## Given exercise
Reproduce the listing below in its entirety. Change nothing.

►

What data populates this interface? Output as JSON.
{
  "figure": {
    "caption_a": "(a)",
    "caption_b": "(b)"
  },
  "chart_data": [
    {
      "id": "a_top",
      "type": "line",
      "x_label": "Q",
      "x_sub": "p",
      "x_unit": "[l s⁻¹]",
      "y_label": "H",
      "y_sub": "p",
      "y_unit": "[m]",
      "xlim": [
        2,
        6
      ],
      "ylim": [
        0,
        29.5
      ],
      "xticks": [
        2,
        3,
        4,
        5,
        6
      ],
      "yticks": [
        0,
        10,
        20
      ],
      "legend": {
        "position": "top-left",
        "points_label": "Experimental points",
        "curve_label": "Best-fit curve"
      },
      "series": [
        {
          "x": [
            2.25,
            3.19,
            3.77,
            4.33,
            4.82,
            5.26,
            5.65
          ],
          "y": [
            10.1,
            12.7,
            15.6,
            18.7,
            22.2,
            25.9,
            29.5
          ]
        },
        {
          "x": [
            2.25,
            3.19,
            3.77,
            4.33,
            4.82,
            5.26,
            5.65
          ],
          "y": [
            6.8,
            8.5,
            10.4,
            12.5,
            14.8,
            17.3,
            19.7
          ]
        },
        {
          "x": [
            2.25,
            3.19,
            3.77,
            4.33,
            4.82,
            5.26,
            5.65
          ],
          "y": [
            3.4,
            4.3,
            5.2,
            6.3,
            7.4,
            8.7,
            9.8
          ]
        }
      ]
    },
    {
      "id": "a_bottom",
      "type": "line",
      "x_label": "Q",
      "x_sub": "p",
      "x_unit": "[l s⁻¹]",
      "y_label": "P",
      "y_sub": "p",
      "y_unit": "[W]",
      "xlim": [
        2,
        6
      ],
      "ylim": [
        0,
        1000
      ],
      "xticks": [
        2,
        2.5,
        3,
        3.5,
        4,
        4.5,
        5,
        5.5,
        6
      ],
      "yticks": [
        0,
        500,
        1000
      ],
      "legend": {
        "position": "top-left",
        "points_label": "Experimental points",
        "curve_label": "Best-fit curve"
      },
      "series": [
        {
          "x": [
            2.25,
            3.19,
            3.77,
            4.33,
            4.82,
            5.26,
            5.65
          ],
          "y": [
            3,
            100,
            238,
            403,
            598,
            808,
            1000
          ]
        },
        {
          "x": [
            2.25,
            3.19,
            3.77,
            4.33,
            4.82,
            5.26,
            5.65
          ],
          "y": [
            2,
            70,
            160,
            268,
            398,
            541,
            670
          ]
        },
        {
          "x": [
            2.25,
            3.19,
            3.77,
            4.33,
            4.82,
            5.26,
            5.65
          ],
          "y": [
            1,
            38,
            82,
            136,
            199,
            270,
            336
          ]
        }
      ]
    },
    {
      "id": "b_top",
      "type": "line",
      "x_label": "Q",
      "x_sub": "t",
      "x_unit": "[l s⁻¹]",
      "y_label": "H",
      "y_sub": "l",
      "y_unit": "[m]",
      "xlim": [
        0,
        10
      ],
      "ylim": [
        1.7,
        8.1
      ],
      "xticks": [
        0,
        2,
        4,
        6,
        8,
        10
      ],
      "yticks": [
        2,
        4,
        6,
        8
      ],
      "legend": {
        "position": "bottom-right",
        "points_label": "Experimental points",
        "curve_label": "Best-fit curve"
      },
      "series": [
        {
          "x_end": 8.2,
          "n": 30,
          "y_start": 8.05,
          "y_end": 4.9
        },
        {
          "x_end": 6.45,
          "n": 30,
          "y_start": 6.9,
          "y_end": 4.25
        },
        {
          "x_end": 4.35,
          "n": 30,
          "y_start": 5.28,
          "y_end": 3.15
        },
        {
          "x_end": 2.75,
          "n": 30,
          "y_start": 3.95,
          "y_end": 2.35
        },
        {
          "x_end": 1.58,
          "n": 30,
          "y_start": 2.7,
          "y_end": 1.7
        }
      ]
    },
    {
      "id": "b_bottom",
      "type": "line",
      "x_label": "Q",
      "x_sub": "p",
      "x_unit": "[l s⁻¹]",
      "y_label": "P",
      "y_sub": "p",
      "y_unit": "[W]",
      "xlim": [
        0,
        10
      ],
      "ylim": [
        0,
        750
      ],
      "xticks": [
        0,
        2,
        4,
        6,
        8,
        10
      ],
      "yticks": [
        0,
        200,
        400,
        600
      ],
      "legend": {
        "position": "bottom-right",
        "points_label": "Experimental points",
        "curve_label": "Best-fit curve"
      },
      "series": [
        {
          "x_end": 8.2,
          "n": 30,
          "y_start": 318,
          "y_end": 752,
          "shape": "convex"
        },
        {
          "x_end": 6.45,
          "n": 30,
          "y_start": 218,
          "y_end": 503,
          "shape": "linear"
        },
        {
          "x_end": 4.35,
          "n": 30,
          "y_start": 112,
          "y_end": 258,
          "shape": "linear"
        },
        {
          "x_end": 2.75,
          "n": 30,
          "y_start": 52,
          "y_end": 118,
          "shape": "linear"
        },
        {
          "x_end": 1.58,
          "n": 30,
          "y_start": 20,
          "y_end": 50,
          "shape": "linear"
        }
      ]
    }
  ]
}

◄

## The solution
What data populates this interface? Output as JSON.
{
  "figure": {
    "caption_a": "(a)",
    "caption_b": "(b)"
  },
  "chart_data": [
    {
      "id": "a_top",
      "type": "line",
      "x_label": "Q",
      "x_sub": "p",
      "x_unit": "[l s⁻¹]",
      "y_label": "H",
      "y_sub": "p",
      "y_unit": "[m]",
      "xlim": [
        2,
        6
      ],
      "ylim": [
        0,
        29.5
      ],
      "xticks": [
        2,
        3,
        4,
        5,
        6
      ],
      "yticks": [
        0,
        10,
        20
      ],
      "legend": {
        "position": "top-left",
        "points_label": "Experimental points",
        "curve_label": "Best-fit curve"
      },
      "series": [
        {
          "x": [
            2.25,
            3.19,
            3.77,
            4.33,
            4.82,
            5.26,
            5.65
          ],
          "y": [
            10.1,
            12.7,
            15.6,
            18.7,
            22.2,
            25.9,
            29.5
          ]
        },
        {
          "x": [
            2.25,
            3.19,
            3.77,
            4.33,
            4.82,
            5.26,
            5.65
          ],
          "y": [
            6.8,
            8.5,
            10.4,
            12.5,
            14.8,
            17.3,
            19.7
          ]
        },
        {
          "x": [
            2.25,
            3.19,
            3.77,
            4.33,
            4.82,
            5.26,
            5.65
          ],
          "y": [
            3.4,
            4.3,
            5.2,
            6.3,
            7.4,
            8.7,
            9.8
          ]
        }
      ]
    },
    {
      "id": "a_bottom",
      "type": "line",
      "x_label": "Q",
      "x_sub": "p",
      "x_unit": "[l s⁻¹]",
      "y_label": "P",
      "y_sub": "p",
      "y_unit": "[W]",
      "xlim": [
        2,
        6
      ],
      "ylim": [
        0,
        1000
      ],
      "xticks": [
        2,
        2.5,
        3,
        3.5,
        4,
        4.5,
        5,
        5.5,
        6
      ],
      "yticks": [
        0,
        500,
        1000
      ],
      "legend": {
        "position": "top-left",
        "points_label": "Experimental points",
        "curve_label": "Best-fit curve"
      },
      "series": [
        {
          "x": [
            2.25,
            3.19,
            3.77,
            4.33,
            4.82,
            5.26,
            5.65
          ],
          "y": [
            3,
            100,
            238,
            403,
            598,
            808,
            1000
          ]
        },
        {
          "x": [
            2.25,
            3.19,
            3.77,
            4.33,
            4.82,
            5.26,
            5.65
          ],
          "y": [
            2,
            70,
            160,
            268,
            398,
            541,
            670
          ]
        },
        {
          "x": [
            2.25,
            3.19,
            3.77,
            4.33,
            4.82,
            5.26,
            5.65
          ],
          "y": [
            1,
            38,
            82,
            136,
            199,
            270,
            336
          ]
        }
      ]
    },
    {
      "id": "b_top",
      "type": "line",
      "x_label": "Q",
      "x_sub": "t",
      "x_unit": "[l s⁻¹]",
      "y_label": "H",
      "y_sub": "l",
      "y_unit": "[m]",
      "xlim": [
        0,
        10
      ],
      "ylim": [
        1.7,
        8.1
      ],
      "xticks": [
        0,
        2,
        4,
        6,
        8,
        10
      ],
      "yticks": [
        2,
        4,
        6,
        8
      ],
      "legend": {
        "position": "bottom-right",
        "points_label": "Experimental points",
        "curve_label": "Best-fit curve"
      },
      "series": [
        {
          "x_end": 8.2,
          "n": 30,
          "y_start": 8.05,
          "y_end": 4.9
        },
        {
          "x_end": 6.45,
          "n": 30,
          "y_start": 6.9,
          "y_end": 4.25
        },
        {
          "x_end": 4.35,
          "n": 30,
          "y_start": 5.28,
          "y_end": 3.15
        },
        {
          "x_end": 2.75,
          "n": 30,
          "y_start": 3.95,
          "y_end": 2.35
        },
        {
          "x_end": 1.58,
          "n": 30,
          "y_start": 2.7,
          "y_end": 1.7
        }
      ]
    },
    {
      "id": "b_bottom",
      "type": "line",
      "x_label": "Q",
      "x_sub": "p",
      "x_unit": "[l s⁻¹]",
      "y_label": "P",
      "y_sub": "p",
      "y_unit": "[W]",
      "xlim": [
        0,
        10
      ],
      "ylim": [
        0,
        750
      ],
      "xticks": [
        0,
        2,
        4,
        6,
        8,
        10
      ],
      "yticks": [
        0,
        200,
        400,
        600
      ],
      "legend": {
        "position": "bottom-right",
        "points_label": "Experimental points",
        "curve_label": "Best-fit curve"
      },
      "series": [
        {
          "x_end": 8.2,
          "n": 30,
          "y_start": 318,
          "y_end": 752,
          "shape": "convex"
        },
        {
          "x_end": 6.45,
          "n": 30,
          "y_start": 218,
          "y_end": 503,
          "shape": "linear"
        },
        {
          "x_end": 4.35,
          "n": 30,
          "y_start": 112,
          "y_end": 258,
          "shape": "linear"
        },
        {
          "x_end": 2.75,
          "n": 30,
          "y_start": 52,
          "y_end": 118,
          "shape": "linear"
        },
        {
          "x_end": 1.58,
          "n": 30,
          "y_start": 20,
          "y_end": 50,
          "shape": "linear"
        }
      ]
    }
  ]
}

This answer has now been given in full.